>> START Records
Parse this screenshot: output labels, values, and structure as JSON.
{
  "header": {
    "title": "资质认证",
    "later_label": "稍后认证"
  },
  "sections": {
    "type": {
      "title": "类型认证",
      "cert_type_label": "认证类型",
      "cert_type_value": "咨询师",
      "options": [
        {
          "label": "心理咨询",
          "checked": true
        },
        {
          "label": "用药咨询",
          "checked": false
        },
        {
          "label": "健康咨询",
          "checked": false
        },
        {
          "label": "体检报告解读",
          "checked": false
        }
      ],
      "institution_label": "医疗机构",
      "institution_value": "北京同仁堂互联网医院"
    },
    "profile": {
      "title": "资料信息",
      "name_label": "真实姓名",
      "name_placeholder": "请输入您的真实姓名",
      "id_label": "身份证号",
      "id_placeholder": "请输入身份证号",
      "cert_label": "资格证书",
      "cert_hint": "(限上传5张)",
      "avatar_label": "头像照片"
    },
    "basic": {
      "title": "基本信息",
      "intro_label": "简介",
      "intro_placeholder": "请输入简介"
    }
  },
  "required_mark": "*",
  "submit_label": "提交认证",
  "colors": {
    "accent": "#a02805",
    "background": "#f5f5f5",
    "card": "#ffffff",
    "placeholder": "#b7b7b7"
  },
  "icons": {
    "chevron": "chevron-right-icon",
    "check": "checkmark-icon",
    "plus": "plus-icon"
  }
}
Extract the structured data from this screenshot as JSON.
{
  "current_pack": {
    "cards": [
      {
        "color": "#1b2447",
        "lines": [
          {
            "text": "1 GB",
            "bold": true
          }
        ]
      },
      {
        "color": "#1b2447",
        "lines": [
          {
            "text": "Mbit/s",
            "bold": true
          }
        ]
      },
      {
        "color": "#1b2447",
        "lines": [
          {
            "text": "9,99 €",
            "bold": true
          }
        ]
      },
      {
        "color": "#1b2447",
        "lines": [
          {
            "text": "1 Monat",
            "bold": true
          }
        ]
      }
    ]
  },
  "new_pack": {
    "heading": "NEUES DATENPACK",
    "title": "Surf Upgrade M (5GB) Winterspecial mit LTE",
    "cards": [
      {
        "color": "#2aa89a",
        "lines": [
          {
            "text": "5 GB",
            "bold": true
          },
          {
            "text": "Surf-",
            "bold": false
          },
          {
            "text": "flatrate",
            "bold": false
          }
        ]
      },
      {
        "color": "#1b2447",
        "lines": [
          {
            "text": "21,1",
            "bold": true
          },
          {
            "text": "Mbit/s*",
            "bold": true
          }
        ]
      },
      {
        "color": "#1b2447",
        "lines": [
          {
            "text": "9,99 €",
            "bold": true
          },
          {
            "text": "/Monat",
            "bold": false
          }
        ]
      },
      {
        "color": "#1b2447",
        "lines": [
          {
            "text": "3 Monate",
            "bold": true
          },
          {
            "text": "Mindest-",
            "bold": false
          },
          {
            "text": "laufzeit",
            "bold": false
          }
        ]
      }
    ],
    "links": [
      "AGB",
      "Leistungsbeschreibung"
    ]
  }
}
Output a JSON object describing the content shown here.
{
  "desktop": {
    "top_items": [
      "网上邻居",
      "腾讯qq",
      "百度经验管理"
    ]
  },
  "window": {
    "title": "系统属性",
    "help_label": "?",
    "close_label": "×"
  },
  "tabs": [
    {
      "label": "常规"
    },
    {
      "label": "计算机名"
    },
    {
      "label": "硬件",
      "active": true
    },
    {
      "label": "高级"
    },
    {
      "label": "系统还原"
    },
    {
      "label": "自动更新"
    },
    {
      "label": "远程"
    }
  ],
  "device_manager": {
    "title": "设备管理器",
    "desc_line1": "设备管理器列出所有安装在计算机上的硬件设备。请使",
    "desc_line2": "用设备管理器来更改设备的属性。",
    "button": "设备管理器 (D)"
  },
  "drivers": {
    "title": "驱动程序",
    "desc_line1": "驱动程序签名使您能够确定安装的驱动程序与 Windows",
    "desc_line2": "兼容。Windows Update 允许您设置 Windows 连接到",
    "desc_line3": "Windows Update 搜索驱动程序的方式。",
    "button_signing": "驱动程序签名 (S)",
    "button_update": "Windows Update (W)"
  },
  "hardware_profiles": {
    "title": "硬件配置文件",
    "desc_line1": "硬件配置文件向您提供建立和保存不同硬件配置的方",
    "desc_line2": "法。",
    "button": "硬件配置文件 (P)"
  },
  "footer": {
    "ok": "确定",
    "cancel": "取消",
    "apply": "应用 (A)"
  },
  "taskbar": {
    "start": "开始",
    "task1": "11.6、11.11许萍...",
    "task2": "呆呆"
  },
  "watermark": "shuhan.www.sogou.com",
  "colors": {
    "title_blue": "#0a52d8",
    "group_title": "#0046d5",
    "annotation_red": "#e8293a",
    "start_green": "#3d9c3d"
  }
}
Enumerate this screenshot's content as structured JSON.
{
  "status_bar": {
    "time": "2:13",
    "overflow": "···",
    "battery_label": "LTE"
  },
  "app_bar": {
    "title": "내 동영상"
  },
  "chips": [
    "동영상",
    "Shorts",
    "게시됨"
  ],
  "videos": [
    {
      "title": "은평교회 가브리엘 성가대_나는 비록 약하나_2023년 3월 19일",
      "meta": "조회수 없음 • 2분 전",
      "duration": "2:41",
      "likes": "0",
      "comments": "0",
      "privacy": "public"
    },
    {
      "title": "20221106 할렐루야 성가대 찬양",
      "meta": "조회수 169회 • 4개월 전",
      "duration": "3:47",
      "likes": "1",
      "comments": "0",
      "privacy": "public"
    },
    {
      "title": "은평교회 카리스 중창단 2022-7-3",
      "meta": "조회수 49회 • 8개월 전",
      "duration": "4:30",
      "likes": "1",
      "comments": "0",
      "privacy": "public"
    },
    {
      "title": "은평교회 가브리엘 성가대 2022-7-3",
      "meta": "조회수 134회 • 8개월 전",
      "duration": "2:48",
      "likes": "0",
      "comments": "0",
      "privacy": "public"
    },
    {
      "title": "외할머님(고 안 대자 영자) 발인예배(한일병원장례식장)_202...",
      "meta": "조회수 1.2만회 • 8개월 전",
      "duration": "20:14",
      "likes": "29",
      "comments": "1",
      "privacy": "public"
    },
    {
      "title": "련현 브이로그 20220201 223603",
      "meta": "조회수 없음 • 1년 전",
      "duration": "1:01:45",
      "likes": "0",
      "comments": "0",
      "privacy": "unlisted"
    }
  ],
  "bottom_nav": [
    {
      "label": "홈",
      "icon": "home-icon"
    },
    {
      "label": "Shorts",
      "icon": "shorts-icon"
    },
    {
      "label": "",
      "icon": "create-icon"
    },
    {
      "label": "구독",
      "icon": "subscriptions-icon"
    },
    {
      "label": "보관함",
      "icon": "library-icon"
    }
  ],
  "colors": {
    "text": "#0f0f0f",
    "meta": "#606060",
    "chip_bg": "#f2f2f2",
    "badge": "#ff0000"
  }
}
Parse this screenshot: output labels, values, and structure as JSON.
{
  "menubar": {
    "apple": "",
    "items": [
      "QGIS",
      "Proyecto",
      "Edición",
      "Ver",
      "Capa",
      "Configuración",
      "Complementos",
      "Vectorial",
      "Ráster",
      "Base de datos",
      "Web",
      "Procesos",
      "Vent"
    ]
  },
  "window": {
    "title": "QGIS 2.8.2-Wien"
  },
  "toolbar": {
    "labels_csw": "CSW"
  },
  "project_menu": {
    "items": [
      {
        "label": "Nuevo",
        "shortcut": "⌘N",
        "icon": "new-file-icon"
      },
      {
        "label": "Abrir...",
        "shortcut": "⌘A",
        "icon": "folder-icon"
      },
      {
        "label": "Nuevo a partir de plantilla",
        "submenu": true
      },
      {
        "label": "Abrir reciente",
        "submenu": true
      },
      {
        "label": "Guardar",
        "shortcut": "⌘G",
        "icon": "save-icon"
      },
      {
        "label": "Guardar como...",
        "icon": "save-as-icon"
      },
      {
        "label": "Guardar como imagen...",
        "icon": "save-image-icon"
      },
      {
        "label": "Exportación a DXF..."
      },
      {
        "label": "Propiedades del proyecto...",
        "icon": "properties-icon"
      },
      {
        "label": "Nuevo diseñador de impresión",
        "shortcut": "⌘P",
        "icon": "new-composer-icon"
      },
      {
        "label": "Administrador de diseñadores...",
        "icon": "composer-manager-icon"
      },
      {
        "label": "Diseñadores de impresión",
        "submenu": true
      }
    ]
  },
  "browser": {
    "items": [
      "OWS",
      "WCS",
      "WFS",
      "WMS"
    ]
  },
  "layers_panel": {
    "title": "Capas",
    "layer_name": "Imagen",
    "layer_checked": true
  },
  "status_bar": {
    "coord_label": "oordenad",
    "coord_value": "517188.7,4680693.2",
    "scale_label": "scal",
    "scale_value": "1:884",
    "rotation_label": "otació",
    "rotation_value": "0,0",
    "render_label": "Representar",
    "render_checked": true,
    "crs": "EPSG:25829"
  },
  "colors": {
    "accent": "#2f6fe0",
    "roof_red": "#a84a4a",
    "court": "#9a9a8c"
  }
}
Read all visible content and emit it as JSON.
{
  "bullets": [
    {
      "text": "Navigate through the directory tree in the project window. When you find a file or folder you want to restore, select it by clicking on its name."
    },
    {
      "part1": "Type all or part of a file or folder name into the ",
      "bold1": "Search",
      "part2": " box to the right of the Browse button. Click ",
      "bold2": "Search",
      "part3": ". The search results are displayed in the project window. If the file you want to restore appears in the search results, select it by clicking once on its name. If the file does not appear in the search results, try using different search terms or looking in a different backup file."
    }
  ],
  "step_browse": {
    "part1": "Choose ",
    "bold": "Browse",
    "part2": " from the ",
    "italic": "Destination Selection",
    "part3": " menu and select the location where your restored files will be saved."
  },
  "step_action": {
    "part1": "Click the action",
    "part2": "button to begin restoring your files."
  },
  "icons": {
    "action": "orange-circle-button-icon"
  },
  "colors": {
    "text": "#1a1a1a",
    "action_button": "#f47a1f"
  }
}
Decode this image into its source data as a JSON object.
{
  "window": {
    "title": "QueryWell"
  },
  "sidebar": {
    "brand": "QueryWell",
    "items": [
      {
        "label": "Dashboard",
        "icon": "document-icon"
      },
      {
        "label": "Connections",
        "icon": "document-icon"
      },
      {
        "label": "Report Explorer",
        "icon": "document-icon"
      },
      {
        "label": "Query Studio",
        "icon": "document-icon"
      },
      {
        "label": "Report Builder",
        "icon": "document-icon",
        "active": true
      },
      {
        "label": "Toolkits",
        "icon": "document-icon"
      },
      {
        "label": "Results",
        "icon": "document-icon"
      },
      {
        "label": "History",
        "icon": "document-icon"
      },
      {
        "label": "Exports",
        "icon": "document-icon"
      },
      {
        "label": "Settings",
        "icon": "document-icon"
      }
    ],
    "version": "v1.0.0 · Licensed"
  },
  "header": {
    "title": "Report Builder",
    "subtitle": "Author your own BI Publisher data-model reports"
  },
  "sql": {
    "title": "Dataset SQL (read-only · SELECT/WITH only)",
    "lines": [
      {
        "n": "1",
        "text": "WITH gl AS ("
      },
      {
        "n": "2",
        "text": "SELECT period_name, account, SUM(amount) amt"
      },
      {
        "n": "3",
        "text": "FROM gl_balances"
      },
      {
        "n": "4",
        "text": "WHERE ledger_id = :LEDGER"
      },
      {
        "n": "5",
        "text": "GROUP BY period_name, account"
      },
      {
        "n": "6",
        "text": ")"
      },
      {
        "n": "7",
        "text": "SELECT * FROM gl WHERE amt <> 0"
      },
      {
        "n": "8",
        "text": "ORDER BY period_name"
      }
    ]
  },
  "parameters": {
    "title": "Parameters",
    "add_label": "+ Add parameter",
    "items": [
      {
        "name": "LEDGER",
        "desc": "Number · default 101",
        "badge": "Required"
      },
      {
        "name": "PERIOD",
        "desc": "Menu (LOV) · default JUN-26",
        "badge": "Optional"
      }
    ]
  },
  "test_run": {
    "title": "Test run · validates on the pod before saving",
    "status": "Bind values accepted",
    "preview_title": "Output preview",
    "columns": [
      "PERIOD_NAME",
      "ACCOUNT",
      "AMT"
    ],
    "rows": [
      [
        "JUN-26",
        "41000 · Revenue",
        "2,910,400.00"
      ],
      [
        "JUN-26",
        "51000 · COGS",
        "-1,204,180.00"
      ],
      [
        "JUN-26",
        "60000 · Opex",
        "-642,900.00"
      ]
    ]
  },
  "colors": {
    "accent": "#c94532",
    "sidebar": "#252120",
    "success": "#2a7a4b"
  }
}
>> END Records
Task brief:
Return each line with "como".

Complete output:
        "label": "Guardar como...",
        "label": "Guardar como imagen...",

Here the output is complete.